• **Task instructions**
For this exercise, copy out each line of the material below that includes "name".

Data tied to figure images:
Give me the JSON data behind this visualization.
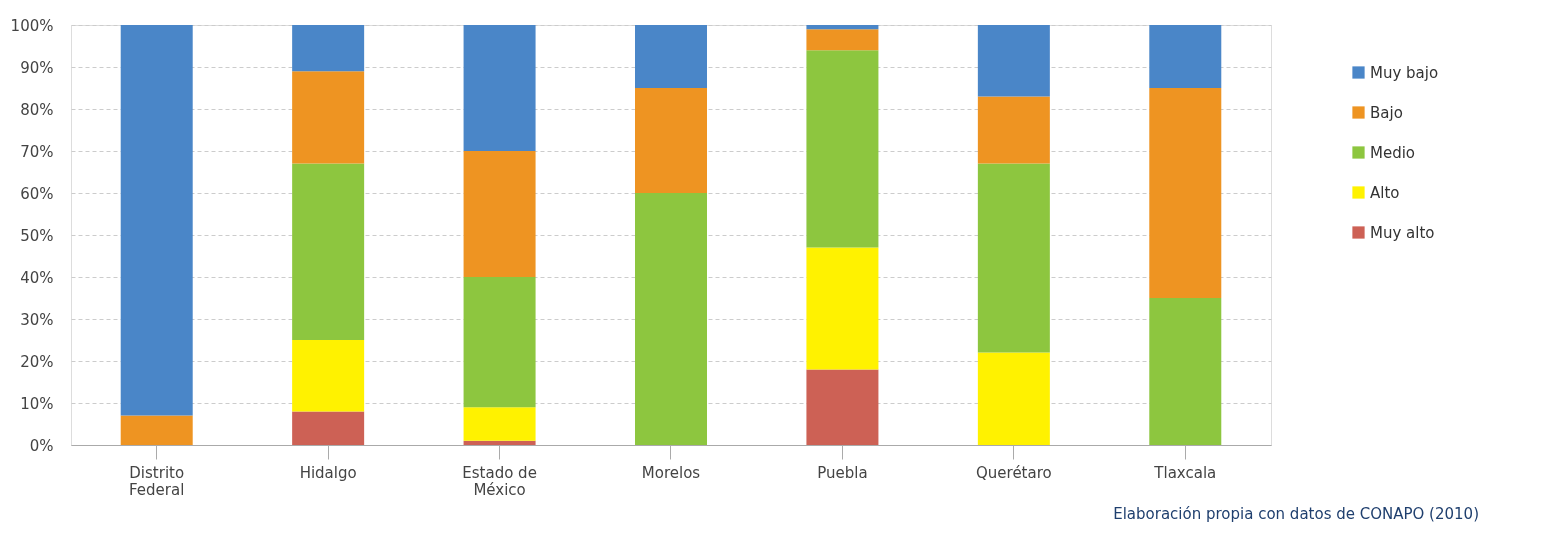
{
  "chart_data": {
    "type": "bar",
    "stacked": true,
    "categories": [
      "Distrito Federal",
      "Hidalgo",
      "Estado de México",
      "Morelos",
      "Puebla",
      "Querétaro",
      "Tlaxcala"
    ],
    "series": [
      {
        "name": "Muy alto",
        "color": "#cd6155",
        "values": [
          0,
          8,
          1,
          0,
          18,
          0,
          0
        ]
      },
      {
        "name": "Alto",
        "color": "#fff200",
        "values": [
          0,
          17,
          8,
          0,
          29,
          22,
          0
        ]
      },
      {
        "name": "Medio",
        "color": "#8dc63f",
        "values": [
          0,
          42,
          31,
          60,
          47,
          45,
          35
        ]
      },
      {
        "name": "Bajo",
        "color": "#ee9422",
        "values": [
          7,
          22,
          30,
          25,
          5,
          16,
          50
        ]
      },
      {
        "name": "Muy bajo",
        "color": "#4a86c8",
        "values": [
          93,
          11,
          30,
          15,
          1,
          17,
          15
        ]
      }
    ],
    "ylim": [
      0,
      100
    ],
    "yticks": [
      {
        "value": 0,
        "label": "0%"
      },
      {
        "value": 10,
        "label": "10%"
      },
      {
        "value": 20,
        "label": "20%"
      },
      {
        "value": 30,
        "label": "30%"
      },
      {
        "value": 40,
        "label": "40%"
      },
      {
        "value": 50,
        "label": "50%"
      },
      {
        "value": 60,
        "label": "60%"
      },
      {
        "value": 70,
        "label": "70%"
      },
      {
        "value": 80,
        "label": "80%"
      },
      {
        "value": 90,
        "label": "90%"
      },
      {
        "value": 100,
        "label": "100%"
      }
    ],
    "grid": "y",
    "legend": "right",
    "annotations": [
      "Elaboración propia con datos de CONAPO (2010)"
    ]
  }
}
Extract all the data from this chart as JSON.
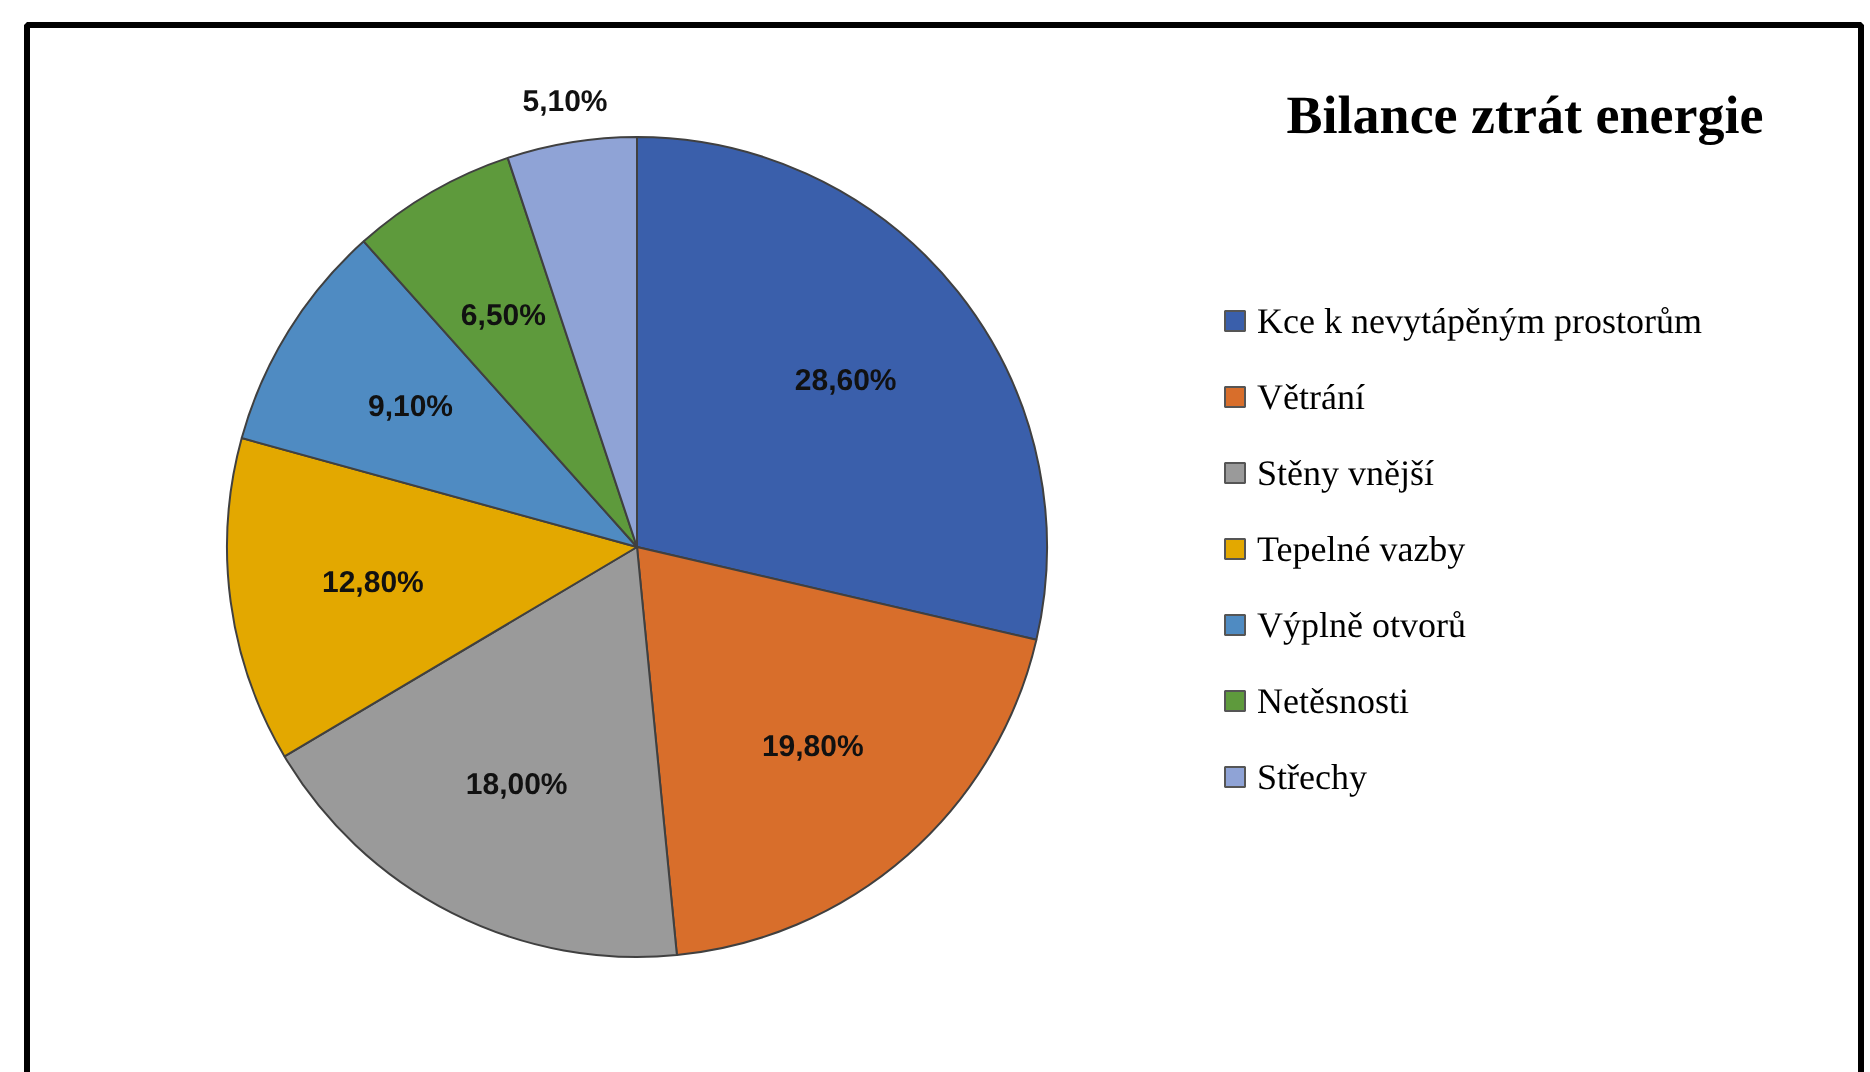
{
  "chart_data": {
    "type": "pie",
    "title": "Bilance ztrát energie",
    "categories": [
      "Kce k nevytápěným prostorům",
      "Větrání",
      "Stěny vnější",
      "Tepelné vazby",
      "Výplně otvorů",
      "Netěsnosti",
      "Střechy"
    ],
    "values": [
      28.6,
      19.8,
      18.0,
      12.8,
      9.1,
      6.5,
      5.1
    ],
    "colors": [
      "#3a5fab",
      "#d86e2b",
      "#9a9a9a",
      "#e3a800",
      "#4f8bc2",
      "#5e9a3c",
      "#8fa3d6"
    ],
    "value_labels": [
      "28,60%",
      "19,80%",
      "18,00%",
      "12,80%",
      "9,10%",
      "6,50%",
      "5,10%"
    ],
    "legend": "right"
  }
}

• **Result**
        "name": "Muy alto",
        "name": "Alto",
        "name": "Medio",
        "name": "Bajo",
        "name": "Muy bajo",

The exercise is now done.